Description of the task:
Reproduce the records below exactly, leaving out any pictures.

Stored rows:
## Start

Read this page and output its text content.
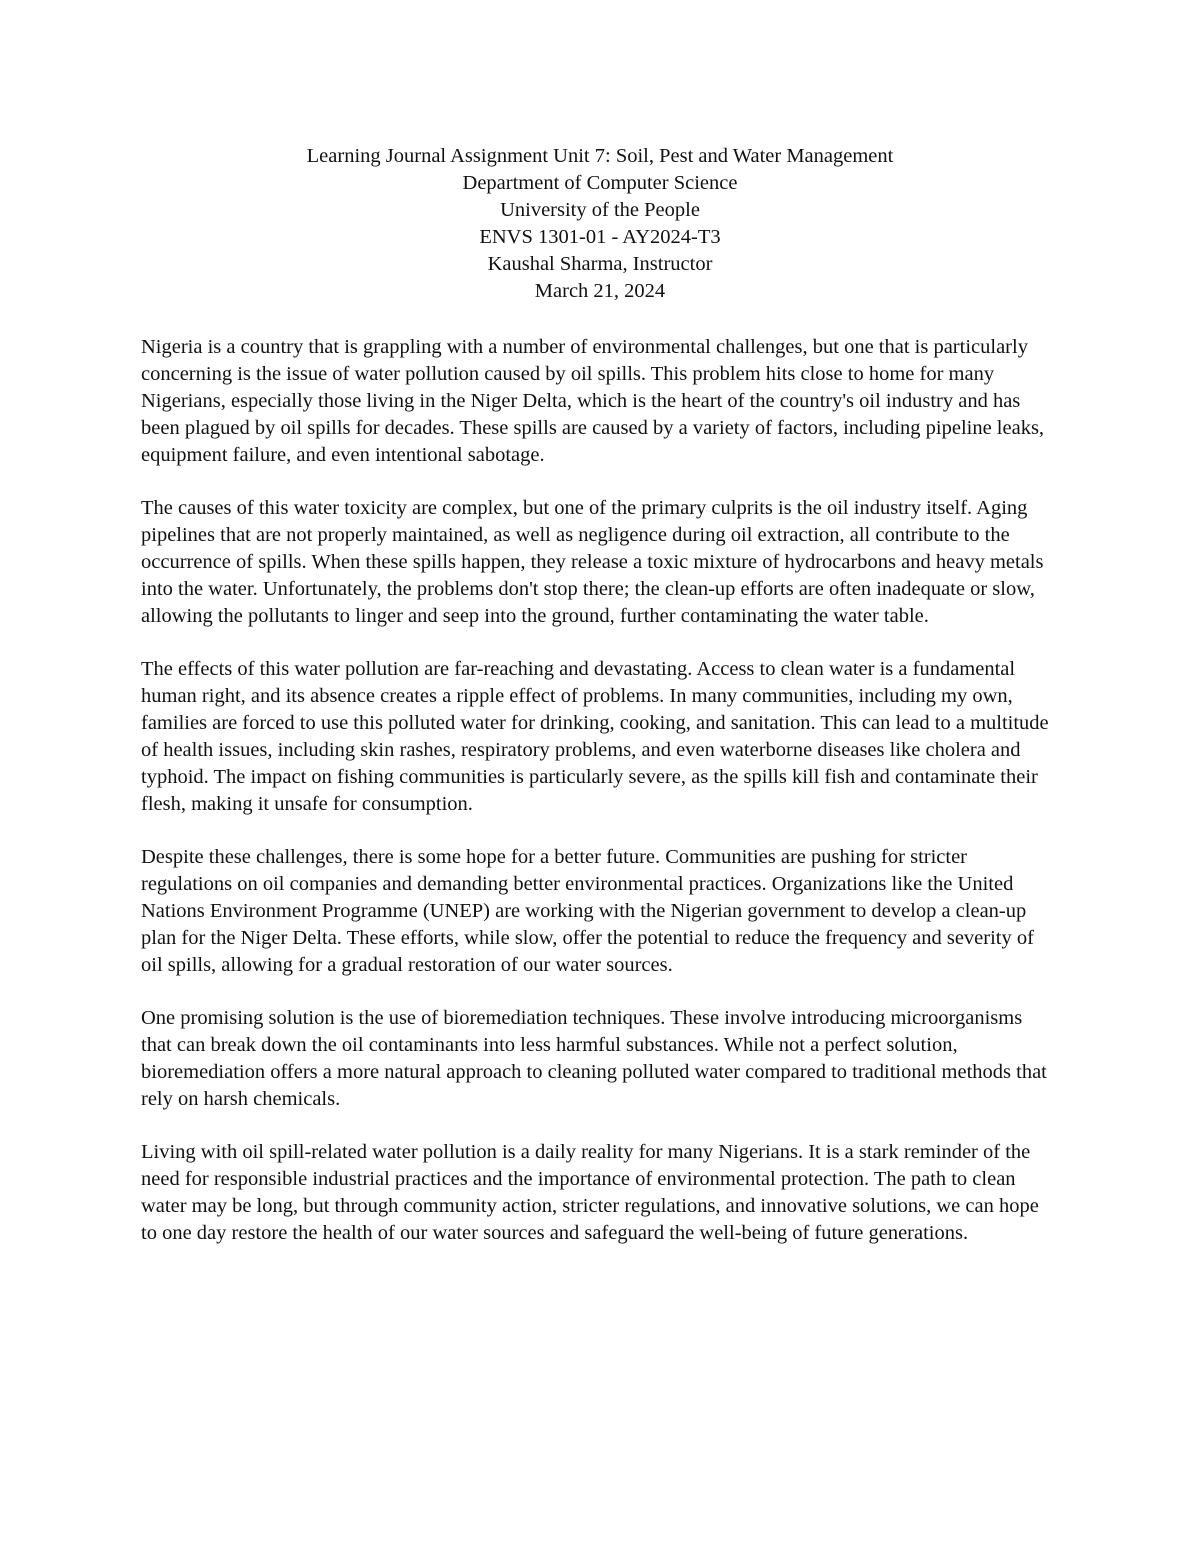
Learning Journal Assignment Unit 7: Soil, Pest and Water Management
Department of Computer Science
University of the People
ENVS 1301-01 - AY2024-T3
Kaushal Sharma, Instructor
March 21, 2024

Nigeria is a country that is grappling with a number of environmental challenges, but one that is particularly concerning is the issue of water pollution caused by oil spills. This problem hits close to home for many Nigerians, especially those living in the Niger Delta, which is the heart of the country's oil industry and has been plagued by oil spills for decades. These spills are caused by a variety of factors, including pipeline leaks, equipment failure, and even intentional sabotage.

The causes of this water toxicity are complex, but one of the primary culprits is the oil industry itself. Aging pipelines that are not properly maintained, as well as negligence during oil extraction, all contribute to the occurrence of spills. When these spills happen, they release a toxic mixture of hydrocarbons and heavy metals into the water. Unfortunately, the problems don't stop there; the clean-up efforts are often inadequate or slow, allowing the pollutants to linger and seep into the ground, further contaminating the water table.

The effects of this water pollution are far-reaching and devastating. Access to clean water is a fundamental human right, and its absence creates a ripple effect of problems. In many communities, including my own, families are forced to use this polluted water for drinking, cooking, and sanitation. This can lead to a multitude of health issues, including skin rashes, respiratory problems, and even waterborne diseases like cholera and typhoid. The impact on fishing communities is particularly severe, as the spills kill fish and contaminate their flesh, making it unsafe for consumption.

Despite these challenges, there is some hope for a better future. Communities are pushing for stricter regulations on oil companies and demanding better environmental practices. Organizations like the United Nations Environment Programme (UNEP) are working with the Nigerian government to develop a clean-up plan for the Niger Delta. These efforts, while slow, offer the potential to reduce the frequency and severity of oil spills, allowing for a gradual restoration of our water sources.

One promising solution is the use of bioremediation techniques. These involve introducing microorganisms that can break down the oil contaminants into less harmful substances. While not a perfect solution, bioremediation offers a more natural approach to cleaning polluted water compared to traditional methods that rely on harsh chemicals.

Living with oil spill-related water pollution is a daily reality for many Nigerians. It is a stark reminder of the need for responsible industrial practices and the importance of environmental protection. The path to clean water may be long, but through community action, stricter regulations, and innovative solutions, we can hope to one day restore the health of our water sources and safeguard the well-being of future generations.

## End

Final result:
Read this page and output its text content.
Learning Journal Assignment Unit 7: Soil, Pest and Water Management
Department of Computer Science
University of the People
ENVS 1301-01 - AY2024-T3
Kaushal Sharma, Instructor
March 21, 2024

Nigeria is a country that is grappling with a number of environmental challenges, but one that is particularly concerning is the issue of water pollution caused by oil spills. This problem hits close to home for many Nigerians, especially those living in the Niger Delta, which is the heart of the country's oil industry and has been plagued by oil spills for decades. These spills are caused by a variety of factors, including pipeline leaks, equipment failure, and even intentional sabotage.

The causes of this water toxicity are complex, but one of the primary culprits is the oil industry itself. Aging pipelines that are not properly maintained, as well as negligence during oil extraction, all contribute to the occurrence of spills. When these spills happen, they release a toxic mixture of hydrocarbons and heavy metals into the water. Unfortunately, the problems don't stop there; the clean-up efforts are often inadequate or slow, allowing the pollutants to linger and seep into the ground, further contaminating the water table.

The effects of this water pollution are far-reaching and devastating. Access to clean water is a fundamental human right, and its absence creates a ripple effect of problems. In many communities, including my own, families are forced to use this polluted water for drinking, cooking, and sanitation. This can lead to a multitude of health issues, including skin rashes, respiratory problems, and even waterborne diseases like cholera and typhoid. The impact on fishing communities is particularly severe, as the spills kill fish and contaminate their flesh, making it unsafe for consumption.

Despite these challenges, there is some hope for a better future. Communities are pushing for stricter regulations on oil companies and demanding better environmental practices. Organizations like the United Nations Environment Programme (UNEP) are working with the Nigerian government to develop a clean-up plan for the Niger Delta. These efforts, while slow, offer the potential to reduce the frequency and severity of oil spills, allowing for a gradual restoration of our water sources.

One promising solution is the use of bioremediation techniques. These involve introducing microorganisms that can break down the oil contaminants into less harmful substances. While not a perfect solution, bioremediation offers a more natural approach to cleaning polluted water compared to traditional methods that rely on harsh chemicals.

Living with oil spill-related water pollution is a daily reality for many Nigerians. It is a stark reminder of the need for responsible industrial practices and the importance of environmental protection. The path to clean water may be long, but through community action, stricter regulations, and innovative solutions, we can hope to one day restore the health of our water sources and safeguard the well-being of future generations.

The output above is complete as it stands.